── TASK INPUT ──

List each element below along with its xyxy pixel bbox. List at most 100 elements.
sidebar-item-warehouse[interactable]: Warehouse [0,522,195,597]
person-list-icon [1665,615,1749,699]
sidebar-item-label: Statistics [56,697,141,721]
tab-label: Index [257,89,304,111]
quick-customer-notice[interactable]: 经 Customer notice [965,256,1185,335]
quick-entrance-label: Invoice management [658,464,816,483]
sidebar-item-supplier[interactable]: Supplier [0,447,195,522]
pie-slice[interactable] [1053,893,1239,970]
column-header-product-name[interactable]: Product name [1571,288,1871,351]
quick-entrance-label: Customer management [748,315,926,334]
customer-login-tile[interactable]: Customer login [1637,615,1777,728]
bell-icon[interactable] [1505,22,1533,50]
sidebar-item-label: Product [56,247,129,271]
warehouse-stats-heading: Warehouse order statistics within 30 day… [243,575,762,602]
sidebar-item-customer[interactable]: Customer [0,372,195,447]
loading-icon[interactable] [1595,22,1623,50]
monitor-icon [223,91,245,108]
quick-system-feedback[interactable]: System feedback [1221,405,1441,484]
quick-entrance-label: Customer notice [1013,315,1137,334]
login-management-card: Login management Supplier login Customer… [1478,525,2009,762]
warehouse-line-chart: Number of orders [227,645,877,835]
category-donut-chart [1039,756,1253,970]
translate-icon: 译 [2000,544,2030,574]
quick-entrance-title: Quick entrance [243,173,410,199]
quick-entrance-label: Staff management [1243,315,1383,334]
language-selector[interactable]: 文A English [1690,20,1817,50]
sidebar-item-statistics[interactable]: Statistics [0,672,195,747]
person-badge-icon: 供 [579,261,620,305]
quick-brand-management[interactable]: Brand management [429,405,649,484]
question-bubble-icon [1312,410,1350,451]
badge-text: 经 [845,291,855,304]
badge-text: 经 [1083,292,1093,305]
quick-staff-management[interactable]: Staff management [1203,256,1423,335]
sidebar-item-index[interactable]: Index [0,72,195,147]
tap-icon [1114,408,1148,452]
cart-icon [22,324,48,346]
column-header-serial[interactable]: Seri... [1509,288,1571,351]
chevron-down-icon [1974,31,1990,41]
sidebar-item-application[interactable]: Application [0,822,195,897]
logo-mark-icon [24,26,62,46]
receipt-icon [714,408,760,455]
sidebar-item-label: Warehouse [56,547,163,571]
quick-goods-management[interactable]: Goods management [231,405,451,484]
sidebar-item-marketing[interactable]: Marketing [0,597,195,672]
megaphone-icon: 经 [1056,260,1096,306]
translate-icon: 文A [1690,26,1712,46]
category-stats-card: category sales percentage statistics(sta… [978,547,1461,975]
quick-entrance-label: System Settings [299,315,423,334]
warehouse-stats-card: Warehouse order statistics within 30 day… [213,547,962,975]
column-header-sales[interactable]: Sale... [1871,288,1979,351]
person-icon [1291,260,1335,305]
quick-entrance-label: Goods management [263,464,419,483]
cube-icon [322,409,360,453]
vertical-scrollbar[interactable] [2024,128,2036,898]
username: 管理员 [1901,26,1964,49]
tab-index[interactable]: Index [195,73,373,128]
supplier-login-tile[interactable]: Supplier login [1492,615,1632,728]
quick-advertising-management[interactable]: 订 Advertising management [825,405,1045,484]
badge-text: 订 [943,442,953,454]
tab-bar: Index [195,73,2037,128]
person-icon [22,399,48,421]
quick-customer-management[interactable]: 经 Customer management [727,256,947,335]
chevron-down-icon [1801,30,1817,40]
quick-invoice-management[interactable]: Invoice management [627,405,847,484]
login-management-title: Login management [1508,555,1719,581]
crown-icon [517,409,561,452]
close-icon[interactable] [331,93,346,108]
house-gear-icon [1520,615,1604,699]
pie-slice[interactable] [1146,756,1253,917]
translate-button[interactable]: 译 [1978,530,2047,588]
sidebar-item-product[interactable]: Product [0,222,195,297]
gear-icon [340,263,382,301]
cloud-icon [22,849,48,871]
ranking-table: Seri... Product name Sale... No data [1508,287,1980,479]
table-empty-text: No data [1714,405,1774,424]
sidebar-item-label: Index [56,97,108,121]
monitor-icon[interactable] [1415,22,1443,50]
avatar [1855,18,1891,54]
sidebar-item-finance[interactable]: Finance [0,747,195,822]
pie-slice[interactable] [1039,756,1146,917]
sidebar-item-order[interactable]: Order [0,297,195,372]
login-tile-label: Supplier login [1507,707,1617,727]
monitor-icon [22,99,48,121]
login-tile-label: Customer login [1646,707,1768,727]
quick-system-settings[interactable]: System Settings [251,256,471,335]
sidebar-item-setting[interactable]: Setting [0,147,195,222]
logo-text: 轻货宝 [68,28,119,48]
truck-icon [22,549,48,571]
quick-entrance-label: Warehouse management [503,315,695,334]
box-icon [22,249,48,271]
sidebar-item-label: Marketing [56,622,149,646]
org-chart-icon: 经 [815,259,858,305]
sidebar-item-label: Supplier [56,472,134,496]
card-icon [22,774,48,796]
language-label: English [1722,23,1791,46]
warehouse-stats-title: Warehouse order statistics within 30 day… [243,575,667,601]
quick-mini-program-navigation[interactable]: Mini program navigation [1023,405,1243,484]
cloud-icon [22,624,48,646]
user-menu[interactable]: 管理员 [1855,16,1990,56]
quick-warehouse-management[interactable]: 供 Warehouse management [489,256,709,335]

───

EXERCISE DESCRIPTION ::
Can you convert every line of the data above into a JSON list of strings, one string per line, with blank lines left out?

ANSWER TO THE TASK ::
[
  "List each element below along with its xyxy pixel bbox. List at most 100 elements.",
  "sidebar-item-warehouse[interactable]: Warehouse [0,522,195,597]",
  "person-list-icon [1665,615,1749,699]",
  "sidebar-item-label: Statistics [56,697,141,721]",
  "tab-label: Index [257,89,304,111]",
  "quick-customer-notice[interactable]: 经 Customer notice [965,256,1185,335]",
  "quick-entrance-label: Invoice management [658,464,816,483]",
  "sidebar-item-supplier[interactable]: Supplier [0,447,195,522]",
  "pie-slice[interactable] [1053,893,1239,970]",
  "column-header-product-name[interactable]: Product name [1571,288,1871,351]",
  "quick-entrance-label: Customer management [748,315,926,334]",
  "customer-login-tile[interactable]: Customer login [1637,615,1777,728]",
  "bell-icon[interactable] [1505,22,1533,50]",
  "sidebar-item-label: Product [56,247,129,271]",
  "warehouse-stats-heading: Warehouse order statistics within 30 day… [243,575,762,602]",
  "sidebar-item-customer[interactable]: Customer [0,372,195,447]",
  "loading-icon[interactable] [1595,22,1623,50]",
  "monitor-icon [223,91,245,108]",
  "quick-system-feedback[interactable]: System feedback [1221,405,1441,484]",
  "quick-entrance-label: Customer notice [1013,315,1137,334]",
  "login-management-card: Login management Supplier login Customer… [1478,525,2009,762]",
  "warehouse-line-chart: Number of orders [227,645,877,835]",
  "category-donut-chart [1039,756,1253,970]",
  "translate-icon: 译 [2000,544,2030,574]",
  "quick-entrance-title: Quick entrance [243,173,410,199]",
  "quick-entrance-label: Staff management [1243,315,1383,334]",
  "language-selector[interactable]: 文A English [1690,20,1817,50]",
  "sidebar-item-statistics[interactable]: Statistics [0,672,195,747]",
  "person-badge-icon: 供 [579,261,620,305]",
  "quick-brand-management[interactable]: Brand management [429,405,649,484]",
  "question-bubble-icon [1312,410,1350,451]",
  "badge-text: 经 [845,291,855,304]",
  "badge-text: 经 [1083,292,1093,305]",
  "quick-staff-management[interactable]: Staff management [1203,256,1423,335]",
  "sidebar-item-index[interactable]: Index [0,72,195,147]",
  "tap-icon [1114,408,1148,452]",
  "cart-icon [22,324,48,346]",
  "column-header-serial[interactable]: Seri... [1509,288,1571,351]",
  "chevron-down-icon [1974,31,1990,41]",
  "sidebar-item-application[interactable]: Application [0,822,195,897]",
  "logo-mark-icon [24,26,62,46]",
  "receipt-icon [714,408,760,455]",
  "sidebar-item-label: Warehouse [56,547,163,571]",
  "quick-goods-management[interactable]: Goods management [231,405,451,484]",
  "sidebar-item-marketing[interactable]: Marketing [0,597,195,672]",
  "megaphone-icon: 经 [1056,260,1096,306]",
  "translate-icon: 文A [1690,26,1712,46]",
  "category-stats-card: category sales percentage statistics(sta… [978,547,1461,975]",
  "quick-entrance-label: System Settings [299,315,423,334]",
  "warehouse-stats-card: Warehouse order statistics within 30 day… [213,547,962,975]",
  "column-header-sales[interactable]: Sale... [1871,288,1979,351]",
  "person-icon [1291,260,1335,305]",
  "quick-entrance-label: Goods management [263,464,419,483]",
  "cube-icon [322,409,360,453]",
  "vertical-scrollbar[interactable] [2024,128,2036,898]",
  "username: 管理员 [1901,26,1964,49]",
  "tab-index[interactable]: Index [195,73,373,128]",
  "supplier-login-tile[interactable]: Supplier login [1492,615,1632,728]",
  "quick-advertising-management[interactable]: 订 Advertising management [825,405,1045,484]",
  "badge-text: 订 [943,442,953,454]",
  "tab-bar: Index [195,73,2037,128]",
  "person-icon [22,399,48,421]",
  "quick-customer-management[interactable]: 经 Customer management [727,256,947,335]",
  "chevron-down-icon [1801,30,1817,40]",
  "quick-invoice-management[interactable]: Invoice management [627,405,847,484]",
  "login-management-title: Login management [1508,555,1719,581]",
  "crown-icon [517,409,561,452]",
  "close-icon[interactable] [331,93,346,108]",
  "house-gear-icon [1520,615,1604,699]",
  "pie-slice[interactable] [1146,756,1253,917]",
  "translate-button[interactable]: 译 [1978,530,2047,588]",
  "sidebar-item-product[interactable]: Product [0,222,195,297]",
  "gear-icon [340,263,382,301]",
  "cloud-icon [22,849,48,871]",
  "ranking-table: Seri... Product name Sale... No data [1508,287,1980,479]",
  "table-empty-text: No data [1714,405,1774,424]",
  "sidebar-item-label: Index [56,97,108,121]",
  "monitor-icon[interactable] [1415,22,1443,50]",
  "avatar [1855,18,1891,54]",
  "sidebar-item-finance[interactable]: Finance [0,747,195,822]",
  "pie-slice[interactable] [1039,756,1146,917]",
  "sidebar-item-order[interactable]: Order [0,297,195,372]",
  "login-tile-label: Supplier login [1507,707,1617,727]",
  "monitor-icon [22,99,48,121]",
  "login-tile-label: Customer login [1646,707,1768,727]",
  "quick-system-settings[interactable]: System Settings [251,256,471,335]",
  "sidebar-item-setting[interactable]: Setting [0,147,195,222]",
  "logo-text: 轻货宝 [68,28,119,48]",
  "truck-icon [22,549,48,571]",
  "quick-entrance-label: Warehouse management [503,315,695,334]",
  "box-icon [22,249,48,271]",
  "sidebar-item-label: Marketing [56,622,149,646]",
  "org-chart-icon: 经 [815,259,858,305]",
  "sidebar-item-label: Supplier [56,472,134,496]",
  "card-icon [22,774,48,796]",
  "language-label: English [1722,23,1791,46]",
  "warehouse-stats-title: Warehouse order statistics within 30 day… [243,575,667,601]",
  "quick-mini-program-navigation[interactable]: Mini program navigation [1023,405,1243,484]",
  "cloud-icon [22,624,48,646]",
  "user-menu[interactable]: 管理员 [1855,16,1990,56]",
  "quick-warehouse-management[interactable]: 供 Warehouse management [489,256,709,335]"
]